══ TASK INPUTS ══
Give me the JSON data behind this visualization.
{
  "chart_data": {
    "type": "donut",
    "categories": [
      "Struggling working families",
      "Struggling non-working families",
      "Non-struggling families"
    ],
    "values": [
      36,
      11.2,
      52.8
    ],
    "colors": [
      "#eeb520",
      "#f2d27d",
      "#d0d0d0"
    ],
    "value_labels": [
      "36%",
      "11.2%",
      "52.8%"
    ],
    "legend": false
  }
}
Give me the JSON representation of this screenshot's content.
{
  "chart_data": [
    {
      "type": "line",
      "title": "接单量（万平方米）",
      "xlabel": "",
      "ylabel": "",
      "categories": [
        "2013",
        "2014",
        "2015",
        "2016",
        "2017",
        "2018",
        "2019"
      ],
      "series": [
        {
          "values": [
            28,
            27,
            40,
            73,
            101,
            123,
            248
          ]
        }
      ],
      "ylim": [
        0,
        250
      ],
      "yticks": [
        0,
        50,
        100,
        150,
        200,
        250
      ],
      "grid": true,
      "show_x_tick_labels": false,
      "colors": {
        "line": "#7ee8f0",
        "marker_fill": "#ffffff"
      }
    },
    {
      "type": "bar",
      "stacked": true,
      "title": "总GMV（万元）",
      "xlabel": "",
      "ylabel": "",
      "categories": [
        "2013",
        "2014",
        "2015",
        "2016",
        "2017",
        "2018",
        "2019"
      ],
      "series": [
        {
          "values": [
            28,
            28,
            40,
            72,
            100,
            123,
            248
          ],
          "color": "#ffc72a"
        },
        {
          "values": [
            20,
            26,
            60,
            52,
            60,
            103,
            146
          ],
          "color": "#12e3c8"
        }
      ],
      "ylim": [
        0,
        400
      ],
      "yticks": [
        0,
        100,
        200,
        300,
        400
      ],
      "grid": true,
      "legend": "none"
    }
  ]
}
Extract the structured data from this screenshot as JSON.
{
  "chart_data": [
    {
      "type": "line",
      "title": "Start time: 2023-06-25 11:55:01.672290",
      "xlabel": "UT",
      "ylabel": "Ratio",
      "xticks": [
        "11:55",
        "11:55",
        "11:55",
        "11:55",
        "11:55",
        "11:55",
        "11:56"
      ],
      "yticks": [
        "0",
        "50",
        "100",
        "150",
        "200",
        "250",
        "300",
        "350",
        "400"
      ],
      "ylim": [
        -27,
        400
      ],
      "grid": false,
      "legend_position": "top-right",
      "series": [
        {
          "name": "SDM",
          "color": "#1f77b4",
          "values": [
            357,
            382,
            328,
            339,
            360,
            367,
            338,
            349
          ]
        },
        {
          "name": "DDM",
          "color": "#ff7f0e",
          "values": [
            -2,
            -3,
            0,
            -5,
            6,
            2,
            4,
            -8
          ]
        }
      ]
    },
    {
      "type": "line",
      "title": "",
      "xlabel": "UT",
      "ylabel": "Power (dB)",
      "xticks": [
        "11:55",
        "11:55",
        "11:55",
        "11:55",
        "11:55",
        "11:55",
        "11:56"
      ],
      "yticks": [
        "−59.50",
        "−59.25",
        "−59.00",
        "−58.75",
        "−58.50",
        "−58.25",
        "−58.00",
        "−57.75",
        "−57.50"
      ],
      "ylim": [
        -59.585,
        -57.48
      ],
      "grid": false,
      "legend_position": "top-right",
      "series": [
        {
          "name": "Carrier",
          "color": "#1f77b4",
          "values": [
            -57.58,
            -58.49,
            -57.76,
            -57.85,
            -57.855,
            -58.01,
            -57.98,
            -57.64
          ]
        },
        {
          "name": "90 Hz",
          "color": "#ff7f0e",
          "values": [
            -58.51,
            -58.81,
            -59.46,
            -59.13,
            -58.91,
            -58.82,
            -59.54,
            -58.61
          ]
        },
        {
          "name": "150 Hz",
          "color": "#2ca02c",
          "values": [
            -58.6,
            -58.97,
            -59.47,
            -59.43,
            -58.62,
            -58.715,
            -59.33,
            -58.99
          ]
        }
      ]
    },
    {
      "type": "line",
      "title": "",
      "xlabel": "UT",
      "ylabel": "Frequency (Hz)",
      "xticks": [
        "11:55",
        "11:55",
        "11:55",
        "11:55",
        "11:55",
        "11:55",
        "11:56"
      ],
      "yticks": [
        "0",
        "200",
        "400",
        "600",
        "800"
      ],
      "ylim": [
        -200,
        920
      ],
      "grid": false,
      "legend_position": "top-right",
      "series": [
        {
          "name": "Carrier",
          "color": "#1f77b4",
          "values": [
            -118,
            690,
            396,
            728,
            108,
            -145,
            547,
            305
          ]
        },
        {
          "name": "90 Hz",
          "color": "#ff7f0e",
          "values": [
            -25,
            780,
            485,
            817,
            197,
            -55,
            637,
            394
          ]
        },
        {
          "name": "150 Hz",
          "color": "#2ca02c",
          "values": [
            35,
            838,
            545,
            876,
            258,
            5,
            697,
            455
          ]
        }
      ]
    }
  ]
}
═══
EXERCISE DESCRIPTION
Copy every line of the records word for word.

EXERCISE RESPONSE
Give me the JSON data behind this visualization.
{
  "chart_data": {
    "type": "donut",
    "categories": [
      "Struggling working families",
      "Struggling non-working families",
      "Non-struggling families"
    ],
    "values": [
      36,
      11.2,
      52.8
    ],
    "colors": [
      "#eeb520",
      "#f2d27d",
      "#d0d0d0"
    ],
    "value_labels": [
      "36%",
      "11.2%",
      "52.8%"
    ],
    "legend": false
  }
}
Give me the JSON representation of this screenshot's content.
{
  "chart_data": [
    {
      "type": "line",
      "title": "接单量（万平方米）",
      "xlabel": "",
      "ylabel": "",
      "categories": [
        "2013",
        "2014",
        "2015",
        "2016",
        "2017",
        "2018",
        "2019"
      ],
      "series": [
        {
          "values": [
            28,
            27,
            40,
            73,
            101,
            123,
            248
          ]
        }
      ],
      "ylim": [
        0,
        250
      ],
      "yticks": [
        0,
        50,
        100,
        150,
        200,
        250
      ],
      "grid": true,
      "show_x_tick_labels": false,
      "colors": {
        "line": "#7ee8f0",
        "marker_fill": "#ffffff"
      }
    },
    {
      "type": "bar",
      "stacked": true,
      "title": "总GMV（万元）",
      "xlabel": "",
      "ylabel": "",
      "categories": [
        "2013",
        "2014",
        "2015",
        "2016",
        "2017",
        "2018",
        "2019"
      ],
      "series": [
        {
          "values": [
            28,
            28,
            40,
            72,
            100,
            123,
            248
          ],
          "color": "#ffc72a"
        },
        {
          "values": [
            20,
            26,
            60,
            52,
            60,
            103,
            146
          ],
          "color": "#12e3c8"
        }
      ],
      "ylim": [
        0,
        400
      ],
      "yticks": [
        0,
        100,
        200,
        300,
        400
      ],
      "grid": true,
      "legend": "none"
    }
  ]
}
Extract the structured data from this screenshot as JSON.
{
  "chart_data": [
    {
      "type": "line",
      "title": "Start time: 2023-06-25 11:55:01.672290",
      "xlabel": "UT",
      "ylabel": "Ratio",
      "xticks": [
        "11:55",
        "11:55",
        "11:55",
        "11:55",
        "11:55",
        "11:55",
        "11:56"
      ],
      "yticks": [
        "0",
        "50",
        "100",
        "150",
        "200",
        "250",
        "300",
        "350",
        "400"
      ],
      "ylim": [
        -27,
        400
      ],
      "grid": false,
      "legend_position": "top-right",
      "series": [
        {
          "name": "SDM",
          "color": "#1f77b4",
          "values": [
            357,
            382,
            328,
            339,
            360,
            367,
            338,
            349
          ]
        },
        {
          "name": "DDM",
          "color": "#ff7f0e",
          "values": [
            -2,
            -3,
            0,
            -5,
            6,
            2,
            4,
            -8
          ]
        }
      ]
    },
    {
      "type": "line",
      "title": "",
      "xlabel": "UT",
      "ylabel": "Power (dB)",
      "xticks": [
        "11:55",
        "11:55",
        "11:55",
        "11:55",
        "11:55",
        "11:55",
        "11:56"
      ],
      "yticks": [
        "−59.50",
        "−59.25",
        "−59.00",
        "−58.75",
        "−58.50",
        "−58.25",
        "−58.00",
        "−57.75",
        "−57.50"
      ],
      "ylim": [
        -59.585,
        -57.48
      ],
      "grid": false,
      "legend_position": "top-right",
      "series": [
        {
          "name": "Carrier",
          "color": "#1f77b4",
          "values": [
            -57.58,
            -58.49,
            -57.76,
            -57.85,
            -57.855,
            -58.01,
            -57.98,
            -57.64
          ]
        },
        {
          "name": "90 Hz",
          "color": "#ff7f0e",
          "values": [
            -58.51,
            -58.81,
            -59.46,
            -59.13,
            -58.91,
            -58.82,
            -59.54,
            -58.61
          ]
        },
        {
          "name": "150 Hz",
          "color": "#2ca02c",
          "values": [
            -58.6,
            -58.97,
            -59.47,
            -59.43,
            -58.62,
            -58.715,
            -59.33,
            -58.99
          ]
        }
      ]
    },
    {
      "type": "line",
      "title": "",
      "xlabel": "UT",
      "ylabel": "Frequency (Hz)",
      "xticks": [
        "11:55",
        "11:55",
        "11:55",
        "11:55",
        "11:55",
        "11:55",
        "11:56"
      ],
      "yticks": [
        "0",
        "200",
        "400",
        "600",
        "800"
      ],
      "ylim": [
        -200,
        920
      ],
      "grid": false,
      "legend_position": "top-right",
      "series": [
        {
          "name": "Carrier",
          "color": "#1f77b4",
          "values": [
            -118,
            690,
            396,
            728,
            108,
            -145,
            547,
            305
          ]
        },
        {
          "name": "90 Hz",
          "color": "#ff7f0e",
          "values": [
            -25,
            780,
            485,
            817,
            197,
            -55,
            637,
            394
          ]
        },
        {
          "name": "150 Hz",
          "color": "#2ca02c",
          "values": [
            35,
            838,
            545,
            876,
            258,
            5,
            697,
            455
          ]
        }
      ]
    }
  ]
}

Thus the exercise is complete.